▶ **Tugas Pengerjaan**:
(a) Jawablah pertanyaan berikut berdasarkan berita tentang pencabutan pergub panen tebu Lampung:
(i) Siapa yang menandatangani siaran pers Pemprov Lampung mengenai pencabutan pergub tersebut?
(ii) Berapa luas lahan yang dibakar pada tahun 2023 menurut perhitungan awal?
(iii) Apa saja tiga instrumen penegakan hukum yang dimiliki KLHK?
(b) Lanjutkan berita tentang pencabutan pergub tata kelola panen tebu di Lampung, mulai setelah kalimat terakhirnya.

Menurut Abdullah Fadri Auli yang juga berprofesi sebagai advokat ini, sudah sangat wajar bila pergub itu dicabut. Sebab secara nyata bertentangan dengan aturan UU PPLH.

“Untuk diketahui dibuatnya UU PPLH adalah untuk mencegah terjadi polusi yang mengganggu dan merusak lingkungan serta membahayakan kesehatan dan dunia penerbangan, akibat pembakaran lahan. Karenanya sudah selayaknya aparat hukum bertindak melakukan penegakan hukum tanpa terlebih dahulu menunggu pengaduan dan laporan,” pungkasnya.

Seperti diketahui Gubernur Lampung, Arinal Djunaidi sendiri akhirnya mencabut Pergub Lampung Nomor 33 Tahun 2020 Tentang Tata Kelola Panen dan Produktivitas Tanaman Tebu sebagaimana diubah dengan Pergub Lampung Nomor 19 Tahun 2023. Kepastian didapat berdasarkan siaran pers Pemprov Lampung yang ditandatangani Sekretaris Daerah Pemprov Lampung, Fahrizal Darminto, Selasa (21/5/2024). Alasannya keputusan yang dikeluarkan MA yang membatalkan pergub ini telah bersifat final dan mengikat.

Menariknya meski telah dicabut, KLHK memastikan akan mengambil langkah hukum lanjutan.

“Kami memiliki tiga instrumen penegakan hukum, yakni sanksi administrasi, pidana, dan perdata. Kami masih mengkaji instrumen mana yang akan digunakan menghadapi kondisi ini. Apakah salahsatu instrumen atau ketiga-ketiganya kami maksimalkan,” terang Direktur Penanganan Pengaduan, Pengawasan, dan Sanksi Administrasi (PPSA) Gakkum KLHK, Ardyanto Nugroho.

Berdasarkan pemantauan hotspot yang dilakukan terlihat beberapa perkebunan tebu di Lampung, antara lain yaitu PT. Sweet Indo Lampung (SIL) dan PT. Indo Lampung Perkasa (ILP) terindikasi adanya kebakaran lahan.

“Hasil pengawasan yang kami lakukan pada tahun 2021, berdasarkan perhitungan awal luas lahan yang dibakar di PT. SIL dan ILP mencapai 5.469,38 Ha. Sedangkan luas lahan yang dibakar pada tahun 2023, berdasarkan perhitungan awal mencapai 14.492,64 Ha. Total luas lahan yang dibakar dan seberapa besar kerugian lingkungan hidup sedang kami dalami bersama dengan tim dan ahli,” tambah Ardyanto Nugroho.

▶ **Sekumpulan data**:
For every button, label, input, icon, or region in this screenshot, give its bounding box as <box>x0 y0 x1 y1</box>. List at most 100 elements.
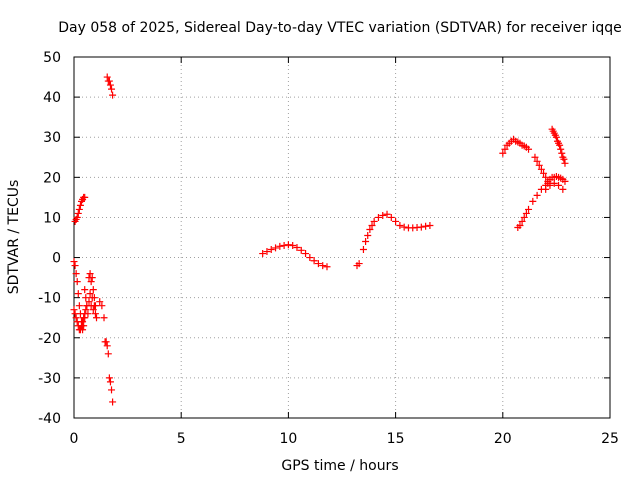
data-point <box>103 342 111 350</box>
data-point <box>109 91 117 99</box>
y-tick-label: 10 <box>43 210 61 226</box>
data-point <box>70 306 78 314</box>
x-tick-label: 10 <box>279 431 297 447</box>
data-point <box>368 221 376 229</box>
data-point <box>86 290 94 298</box>
data-point <box>259 250 267 258</box>
data-point <box>108 85 116 93</box>
data-point <box>542 173 550 181</box>
series-early-2 <box>70 302 91 334</box>
data-point <box>555 181 563 189</box>
data-point <box>74 290 82 298</box>
x-tick-label: 15 <box>387 431 405 447</box>
data-point <box>297 246 305 254</box>
data-point <box>91 302 99 310</box>
data-point <box>104 350 112 358</box>
data-point <box>400 223 408 231</box>
data-point <box>88 274 96 282</box>
data-point <box>96 298 104 306</box>
data-point <box>310 257 318 265</box>
series-midday-1 <box>259 241 331 271</box>
y-tick-label: -10 <box>38 291 61 307</box>
grid <box>74 57 610 418</box>
data-point <box>556 141 564 149</box>
data-point <box>499 149 507 157</box>
data-point <box>80 314 88 322</box>
data-points <box>70 73 569 406</box>
data-point <box>84 310 92 318</box>
series-early-7 <box>103 73 117 99</box>
data-point <box>362 238 370 246</box>
data-point <box>81 286 89 294</box>
data-point <box>75 205 83 213</box>
data-point <box>370 217 378 225</box>
data-point <box>392 217 400 225</box>
x-tick-label: 0 <box>70 431 79 447</box>
data-point <box>105 77 113 85</box>
data-point <box>374 213 382 221</box>
data-point <box>529 197 537 205</box>
data-point <box>74 209 82 217</box>
y-tick-label: 40 <box>43 90 61 106</box>
x-tick-label: 5 <box>177 431 186 447</box>
series-early-3 <box>71 193 89 225</box>
data-point <box>91 310 99 318</box>
data-point <box>522 209 530 217</box>
x-tick-label: 20 <box>494 431 512 447</box>
data-point <box>108 386 116 394</box>
y-tick-label: 30 <box>43 130 61 146</box>
data-point <box>558 149 566 157</box>
data-point <box>516 221 524 229</box>
data-point <box>81 193 89 201</box>
data-point <box>561 159 569 167</box>
data-point <box>293 244 301 252</box>
y-tick-label: -30 <box>38 371 61 387</box>
y-tick-label: 0 <box>52 251 61 267</box>
data-point <box>289 242 297 250</box>
data-point <box>501 145 509 153</box>
data-point <box>73 278 81 286</box>
data-point <box>272 244 280 252</box>
data-point <box>533 191 541 199</box>
data-point <box>82 306 90 314</box>
data-point <box>537 165 545 173</box>
data-point <box>302 250 310 258</box>
data-point <box>359 246 367 254</box>
data-point <box>78 322 86 330</box>
data-point <box>98 302 106 310</box>
chart-title: Day 058 of 2025, Sidereal Day-to-day VTE… <box>58 20 622 36</box>
data-point <box>75 302 83 310</box>
data-point <box>550 179 558 187</box>
data-point <box>276 242 284 250</box>
data-point <box>82 294 90 302</box>
data-point <box>89 286 97 294</box>
data-point <box>76 326 84 334</box>
data-point <box>355 260 363 268</box>
data-point <box>525 205 533 213</box>
data-point <box>552 133 560 141</box>
data-point <box>89 306 97 314</box>
data-point <box>542 185 550 193</box>
y-tick-label: 20 <box>43 170 61 186</box>
data-point <box>533 157 541 165</box>
data-point <box>73 213 81 221</box>
series-late-5 <box>548 125 569 167</box>
data-point <box>100 314 108 322</box>
data-point <box>379 211 387 219</box>
data-point <box>105 374 113 382</box>
data-point <box>535 161 543 169</box>
data-point <box>85 298 93 306</box>
data-point <box>396 221 404 229</box>
data-point <box>79 318 87 326</box>
data-point <box>102 338 110 346</box>
series-late-3 <box>514 179 567 231</box>
data-point <box>72 314 80 322</box>
y-axis-label: SDTVAR / TECUs <box>6 180 22 295</box>
series-late-1 <box>499 135 533 157</box>
data-point <box>284 241 292 249</box>
data-point <box>323 263 331 271</box>
series-midday-2 <box>353 210 434 270</box>
data-point <box>525 145 533 153</box>
data-point <box>72 270 80 278</box>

▶ **Jawaban Tiap Tugas**:
(a)
(i) Sekretaris Daerah Pemprov Lampung, Fahrizal Darminto.
(ii) 14.492,64 Ha.
(iii) Sanksi administrasi, pidana, dan perdata.

(b)
Permohonan Uji Materiil ini diajukan untuk ketertiban dan kepastian hukum serta lingkungan hidup yang baik dan sehat. Pasalnya meski Menteri LHK Siti Nurbaya, sudah pernah menyurati Gubernur Lampung Arinal Djunaidi untuk mencabut aturan daerah tersebut, namun imbauan itu tidak pernah digubris. Untuk itu, Pejabat Pengawas Lingkungan Hidup Direktorat Jenderal Penegakan Hukum Lingkungan Hidup dan Kehutanan KLHK bersama masyarakat memutuskan menempuh upaya hukum uji materiil ke MA. Hasilnya putusan MA atas Uji Materiil ini menunjukkan bahwa panen dengan cara bakar itu ilegal.

“Selain itu, diharapkan dapat menyelamatkan lingkungan hidup serta menjamin hak kesehatan masyarakat, khususnya masyarakat Lampung, serta komitmen Indonesia untuk Perubahan Iklim,” tutupnya.

Disisi lain, Direktur Jenderal Penegakan Hukum KLHK, Rasio Ridho Sani menyampaikan apresiasi ke majelis hakim MA terkait pencabutan Pergub Lampung ini. Pujian diberikan karena MA mengabulkan uji materiil peraturan tersebut. Hal itu bertujuan untuk hentikan panen tebu dengan cara membakar karena mencemari dan merusak lingkungan.

“Kami juga mengapresiasi para ahli yang telah mendukung penyusunan Permohonan Uji Materiil ini,” kata Rasio dalam keterangan tertulis, Senin (20/5/2024).

Dia mengatakan Pergub Lampung ini telah menguntungkan pihak perusahaan perkebunan tebu. Panen tebu dengan cara membakar memang menghemat biaya panen. Tapi tindakan ini mengakibatkan kerugian sangat besar terkait pelepasan emisi gas rumah kaca, kerusakan dan pencemaran lingkungan, serta mengganggu kesehatan masyarakat akibat asap dan partikel debu.

“Kebijakan Gubernur Lampung, yang memfasilitasi/mengizinkan panen tebu dengan cara membakar, harus dicabut. Kebijakan ini telah menguntungkan perusahaan secara finansial, dengan mengorbankan lingkungan hidup, masyarakat dan merugikan negara, serta bertentangan dengan undang-undang,” jelasnya.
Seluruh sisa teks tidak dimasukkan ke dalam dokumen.